Objective: Print out every record exactly as it appears.

Entries supplied:

↓

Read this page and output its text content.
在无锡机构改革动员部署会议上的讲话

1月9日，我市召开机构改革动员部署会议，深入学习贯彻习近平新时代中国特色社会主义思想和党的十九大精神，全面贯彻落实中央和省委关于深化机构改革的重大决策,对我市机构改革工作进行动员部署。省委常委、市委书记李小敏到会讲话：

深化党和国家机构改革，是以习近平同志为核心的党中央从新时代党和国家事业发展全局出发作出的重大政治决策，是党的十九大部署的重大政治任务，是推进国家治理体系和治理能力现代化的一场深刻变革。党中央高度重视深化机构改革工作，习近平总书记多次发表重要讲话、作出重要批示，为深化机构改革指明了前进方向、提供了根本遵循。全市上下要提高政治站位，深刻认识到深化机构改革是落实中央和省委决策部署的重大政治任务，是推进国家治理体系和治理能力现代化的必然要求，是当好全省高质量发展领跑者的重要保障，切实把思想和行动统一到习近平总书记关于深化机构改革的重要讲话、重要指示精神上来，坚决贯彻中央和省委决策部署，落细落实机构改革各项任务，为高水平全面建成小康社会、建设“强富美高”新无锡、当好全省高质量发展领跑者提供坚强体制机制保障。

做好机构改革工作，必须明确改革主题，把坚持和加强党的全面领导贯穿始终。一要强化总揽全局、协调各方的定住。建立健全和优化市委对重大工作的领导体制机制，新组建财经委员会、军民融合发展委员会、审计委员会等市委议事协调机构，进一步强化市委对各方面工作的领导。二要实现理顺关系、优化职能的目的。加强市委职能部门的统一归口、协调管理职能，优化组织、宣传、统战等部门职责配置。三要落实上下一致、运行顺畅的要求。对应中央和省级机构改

↑

Output below:
Read this page and output its text content.
在无锡机构改革动员部署会议上的讲话

1月9日，我市召开机构改革动员部署会议，深入学习贯彻习近平新时代中国特色社会主义思想和党的十九大精神，全面贯彻落实中央和省委关于深化机构改革的重大决策,对我市机构改革工作进行动员部署。省委常委、市委书记李小敏到会讲话：

深化党和国家机构改革，是以习近平同志为核心的党中央从新时代党和国家事业发展全局出发作出的重大政治决策，是党的十九大部署的重大政治任务，是推进国家治理体系和治理能力现代化的一场深刻变革。党中央高度重视深化机构改革工作，习近平总书记多次发表重要讲话、作出重要批示，为深化机构改革指明了前进方向、提供了根本遵循。全市上下要提高政治站位，深刻认识到深化机构改革是落实中央和省委决策部署的重大政治任务，是推进国家治理体系和治理能力现代化的必然要求，是当好全省高质量发展领跑者的重要保障，切实把思想和行动统一到习近平总书记关于深化机构改革的重要讲话、重要指示精神上来，坚决贯彻中央和省委决策部署，落细落实机构改革各项任务，为高水平全面建成小康社会、建设“强富美高”新无锡、当好全省高质量发展领跑者提供坚强体制机制保障。

做好机构改革工作，必须明确改革主题，把坚持和加强党的全面领导贯穿始终。一要强化总揽全局、协调各方的定住。建立健全和优化市委对重大工作的领导体制机制，新组建财经委员会、军民融合发展委员会、审计委员会等市委议事协调机构，进一步强化市委对各方面工作的领导。二要实现理顺关系、优化职能的目的。加强市委职能部门的统一归口、协调管理职能，优化组织、宣传、统战等部门职责配置。三要落实上下一致、运行顺畅的要求。对应中央和省级机构改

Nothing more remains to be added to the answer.